━━━ INPUT ROWS ━━━

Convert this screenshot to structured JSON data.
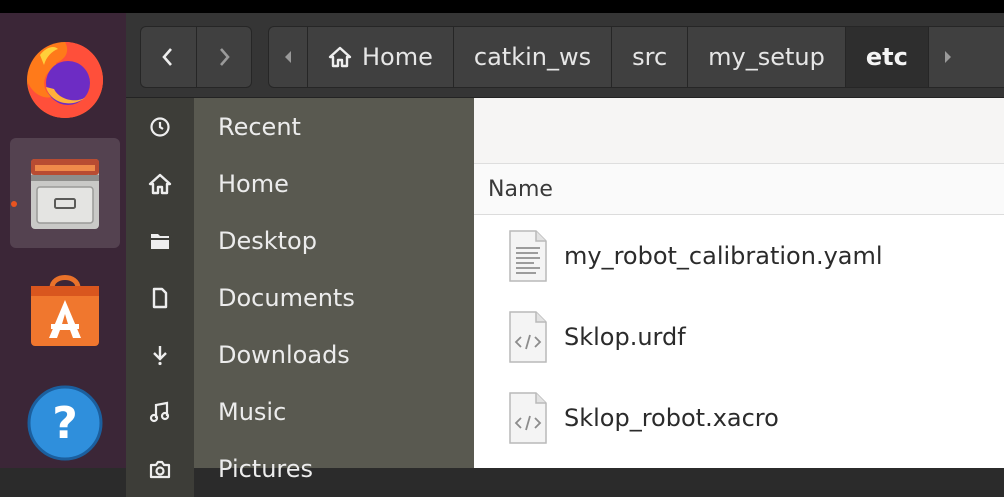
{
  "dock": {
    "apps": [
      {
        "name": "Firefox",
        "icon": "firefox-icon"
      },
      {
        "name": "Files",
        "icon": "file-cabinet-icon",
        "active": true
      },
      {
        "name": "Software",
        "icon": "shopping-bag-icon"
      },
      {
        "name": "Help",
        "icon": "help-icon"
      }
    ]
  },
  "path": {
    "crumbs": [
      "Home",
      "catkin_ws",
      "src",
      "my_setup",
      "etc"
    ],
    "current": "etc"
  },
  "sidebar": {
    "items": [
      {
        "label": "Recent",
        "icon": "clock-icon"
      },
      {
        "label": "Home",
        "icon": "home-icon"
      },
      {
        "label": "Desktop",
        "icon": "folder-icon"
      },
      {
        "label": "Documents",
        "icon": "document-icon"
      },
      {
        "label": "Downloads",
        "icon": "download-icon"
      },
      {
        "label": "Music",
        "icon": "music-icon"
      },
      {
        "label": "Pictures",
        "icon": "camera-icon"
      }
    ]
  },
  "main": {
    "column_header": "Name",
    "files": [
      {
        "name": "my_robot_calibration.yaml",
        "type": "text"
      },
      {
        "name": "Sklop.urdf",
        "type": "code"
      },
      {
        "name": "Sklop_robot.xacro",
        "type": "code"
      }
    ]
  },
  "colors": {
    "dock_bg": "#3b2637",
    "accent": "#e95420",
    "sidebar_bg": "#595950",
    "header_bg": "#353535"
  }
}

━━━

Pictures are to be left out; all else in the entries above is to be quoted exactly.

[REPLY]
Convert this screenshot to structured JSON data.
{
  "dock": {
    "apps": [
      {
        "name": "Firefox",
        "icon": "firefox-icon"
      },
      {
        "name": "Files",
        "icon": "file-cabinet-icon",
        "active": true
      },
      {
        "name": "Software",
        "icon": "shopping-bag-icon"
      },
      {
        "name": "Help",
        "icon": "help-icon"
      }
    ]
  },
  "path": {
    "crumbs": [
      "Home",
      "catkin_ws",
      "src",
      "my_setup",
      "etc"
    ],
    "current": "etc"
  },
  "sidebar": {
    "items": [
      {
        "label": "Recent",
        "icon": "clock-icon"
      },
      {
        "label": "Home",
        "icon": "home-icon"
      },
      {
        "label": "Desktop",
        "icon": "folder-icon"
      },
      {
        "label": "Documents",
        "icon": "document-icon"
      },
      {
        "label": "Downloads",
        "icon": "download-icon"
      },
      {
        "label": "Music",
        "icon": "music-icon"
      },
      {
        "label": "Pictures",
        "icon": "camera-icon"
      }
    ]
  },
  "main": {
    "column_header": "Name",
    "files": [
      {
        "name": "my_robot_calibration.yaml",
        "type": "text"
      },
      {
        "name": "Sklop.urdf",
        "type": "code"
      },
      {
        "name": "Sklop_robot.xacro",
        "type": "code"
      }
    ]
  },
  "colors": {
    "dock_bg": "#3b2637",
    "accent": "#e95420",
    "sidebar_bg": "#595950",
    "header_bg": "#353535"
  }
}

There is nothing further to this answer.